Perlas Benedicto (204)



Por tanto, la discusión comenzada con los discípulos comprendería las siguientes preguntas: ¿Qué es lo que sucedió allí? ¿Qué significa eso para nosotros, para el mundo en su conjunto y para mí personalmente? Ante todo: ¿Qué sucedió? Jesús ya no está en el sepulcro. Está en una vida nueva del todo. Pero, ¿cómo pudo ocurrir eso? ¿Qué fuerzas han intervenido? Es decisivo que este hombre Jesús no estuviera solo, no fuera un Yo cerrado en sí mismo. Él era uno con el Dios vivo, unido talmente a Él que formaba con Él una sola persona. Se encontraba, por así decir, en un mismo abrazo con Aquél que es la vida misma, un abrazo no solamente emotivo, sino que abarcaba y penetraba su ser. Su propia vida no era solamente suya, era una comunión existencial con Dios y un estar insertado en Dios, y por eso no se le podía quitar realmente. Él pudo dejarse matar por amor, pero justamente así destruyó el carácter definitivo de la muerte, porque en Él estaba presente el carácter definitivo de la vida. Él era una cosa sola con la vida indestructible, de manera que ésta brotó de nuevo a través de la muerte. Expresemos una vez más lo mismo desde otro punto de vista.
________________________
Tareas:
a – Responde estas preguntas sobre el pasaje sobre la vida nueva de Jesús:
(i) ¿Dónde dice que ya no está Jesús?
(ii) ¿Con quién era uno Jesús?
(iii) ¿Qué destruyó Jesús al dejarse matar por amor?
b – Escribe la continuación del pasaje sobre la vida nueva de Jesús a partir de su última frase.
Las filas no tienen ninguna relación con el pasaje sobre la vida nueva de Jesús.
________________________
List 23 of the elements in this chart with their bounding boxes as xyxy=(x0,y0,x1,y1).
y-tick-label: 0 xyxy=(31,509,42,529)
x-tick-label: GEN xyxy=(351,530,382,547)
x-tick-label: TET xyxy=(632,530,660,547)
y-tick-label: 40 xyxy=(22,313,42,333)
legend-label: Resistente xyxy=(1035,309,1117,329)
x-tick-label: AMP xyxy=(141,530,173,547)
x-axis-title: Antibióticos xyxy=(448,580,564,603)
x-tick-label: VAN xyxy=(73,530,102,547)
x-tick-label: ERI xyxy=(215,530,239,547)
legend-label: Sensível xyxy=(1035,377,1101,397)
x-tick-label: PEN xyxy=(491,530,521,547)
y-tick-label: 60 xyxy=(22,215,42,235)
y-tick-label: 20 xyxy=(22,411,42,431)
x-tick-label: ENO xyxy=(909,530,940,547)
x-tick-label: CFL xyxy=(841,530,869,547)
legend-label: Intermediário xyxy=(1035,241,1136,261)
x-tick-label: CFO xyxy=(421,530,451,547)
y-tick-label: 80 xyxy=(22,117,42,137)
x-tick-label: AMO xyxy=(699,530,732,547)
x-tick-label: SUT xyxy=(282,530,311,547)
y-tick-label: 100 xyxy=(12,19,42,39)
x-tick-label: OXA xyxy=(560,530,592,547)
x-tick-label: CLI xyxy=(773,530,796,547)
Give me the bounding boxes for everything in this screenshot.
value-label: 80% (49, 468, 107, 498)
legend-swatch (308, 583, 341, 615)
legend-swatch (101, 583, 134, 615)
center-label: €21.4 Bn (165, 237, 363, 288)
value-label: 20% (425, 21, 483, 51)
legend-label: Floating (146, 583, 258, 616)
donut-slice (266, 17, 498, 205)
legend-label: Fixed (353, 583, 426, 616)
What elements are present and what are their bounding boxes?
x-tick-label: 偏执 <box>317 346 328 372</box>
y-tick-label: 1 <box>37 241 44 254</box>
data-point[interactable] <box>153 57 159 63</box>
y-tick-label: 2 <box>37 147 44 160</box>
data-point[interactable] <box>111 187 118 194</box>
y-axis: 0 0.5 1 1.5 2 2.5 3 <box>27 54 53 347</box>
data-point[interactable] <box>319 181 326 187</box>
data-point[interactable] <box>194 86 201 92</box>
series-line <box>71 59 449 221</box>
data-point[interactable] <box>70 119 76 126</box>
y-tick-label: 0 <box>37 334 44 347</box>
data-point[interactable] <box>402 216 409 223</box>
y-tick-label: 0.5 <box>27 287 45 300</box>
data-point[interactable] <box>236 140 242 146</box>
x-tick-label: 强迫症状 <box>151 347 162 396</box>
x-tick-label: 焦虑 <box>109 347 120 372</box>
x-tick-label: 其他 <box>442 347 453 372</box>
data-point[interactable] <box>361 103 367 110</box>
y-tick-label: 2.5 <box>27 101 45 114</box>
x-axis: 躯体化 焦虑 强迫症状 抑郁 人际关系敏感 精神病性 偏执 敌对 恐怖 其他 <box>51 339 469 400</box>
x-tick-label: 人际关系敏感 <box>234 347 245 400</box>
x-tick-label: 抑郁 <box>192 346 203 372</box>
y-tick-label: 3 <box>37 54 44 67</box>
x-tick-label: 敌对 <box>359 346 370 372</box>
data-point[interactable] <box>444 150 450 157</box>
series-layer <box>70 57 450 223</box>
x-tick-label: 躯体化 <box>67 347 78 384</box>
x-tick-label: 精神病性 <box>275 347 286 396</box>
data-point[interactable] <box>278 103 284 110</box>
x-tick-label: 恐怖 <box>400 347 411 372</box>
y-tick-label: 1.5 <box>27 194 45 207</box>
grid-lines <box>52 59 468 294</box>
________________________
Respuestas:
a –
(i) Jesús ya no está en el sepulcro.
(ii) Jesús era uno con el Dios vivo.
(iii) Destruyó el carácter definitivo de la muerte.

b –
Su muerte fue un acto de amor. En la última Cena, Él anticipó la muerte y la transformó en el don de sí mismo. Su comunión existencial con Dios era concretamente una comunión existencial con el amor de Dios, y este amor es la verdadera potencia contra la muerte, es más fuerte que la muerte. La resurrección fue como un estallido de luz, una explosión del amor que desató el vínculo hasta entonces indisoluble del «morir y devenir». Inauguró una nueva dimensión del ser, de la vida, en la que también ha sido integrada la materia, de manera transformada, y a través de la cual surge un mundo nuevo.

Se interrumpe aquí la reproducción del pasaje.